## Task prompt
Return the full listing, keeping every line exactly as it is.

## The data
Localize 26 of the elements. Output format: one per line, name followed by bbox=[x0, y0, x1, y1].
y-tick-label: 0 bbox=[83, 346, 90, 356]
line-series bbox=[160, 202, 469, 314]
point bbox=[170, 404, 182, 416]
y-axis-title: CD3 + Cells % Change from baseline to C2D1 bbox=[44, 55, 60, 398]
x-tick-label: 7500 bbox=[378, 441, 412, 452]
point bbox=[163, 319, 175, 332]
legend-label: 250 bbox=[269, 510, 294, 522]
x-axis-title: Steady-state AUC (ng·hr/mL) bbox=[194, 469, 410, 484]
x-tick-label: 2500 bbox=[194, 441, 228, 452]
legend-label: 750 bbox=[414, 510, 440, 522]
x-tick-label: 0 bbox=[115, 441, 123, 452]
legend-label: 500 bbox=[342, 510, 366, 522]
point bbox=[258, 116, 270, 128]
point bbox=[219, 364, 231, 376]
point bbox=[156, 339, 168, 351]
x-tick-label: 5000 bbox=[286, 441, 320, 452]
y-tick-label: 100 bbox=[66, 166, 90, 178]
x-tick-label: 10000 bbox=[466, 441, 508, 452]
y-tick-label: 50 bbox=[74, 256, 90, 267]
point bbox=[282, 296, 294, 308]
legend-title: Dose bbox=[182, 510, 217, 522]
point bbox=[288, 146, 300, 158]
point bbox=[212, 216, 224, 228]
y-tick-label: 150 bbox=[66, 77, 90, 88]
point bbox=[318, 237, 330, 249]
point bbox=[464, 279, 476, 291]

## The answer
Localize 26 of the elements. Output format: one per line, name followed by bbox=[x0, y0, x1, y1].
y-tick-label: 0 bbox=[83, 346, 90, 356]
line-series bbox=[160, 202, 469, 314]
point bbox=[170, 404, 182, 416]
y-axis-title: CD3 + Cells % Change from baseline to C2D1 bbox=[44, 55, 60, 398]
x-tick-label: 7500 bbox=[378, 441, 412, 452]
point bbox=[163, 319, 175, 332]
legend-label: 250 bbox=[269, 510, 294, 522]
x-axis-title: Steady-state AUC (ng·hr/mL) bbox=[194, 469, 410, 484]
x-tick-label: 2500 bbox=[194, 441, 228, 452]
legend-label: 750 bbox=[414, 510, 440, 522]
x-tick-label: 0 bbox=[115, 441, 123, 452]
legend-label: 500 bbox=[342, 510, 366, 522]
point bbox=[258, 116, 270, 128]
point bbox=[219, 364, 231, 376]
point bbox=[156, 339, 168, 351]
x-tick-label: 5000 bbox=[286, 441, 320, 452]
y-tick-label: 100 bbox=[66, 166, 90, 178]
x-tick-label: 10000 bbox=[466, 441, 508, 452]
y-tick-label: 50 bbox=[74, 256, 90, 267]
point bbox=[282, 296, 294, 308]
legend-title: Dose bbox=[182, 510, 217, 522]
point bbox=[288, 146, 300, 158]
point bbox=[212, 216, 224, 228]
y-tick-label: 150 bbox=[66, 77, 90, 88]
point bbox=[318, 237, 330, 249]
point bbox=[464, 279, 476, 291]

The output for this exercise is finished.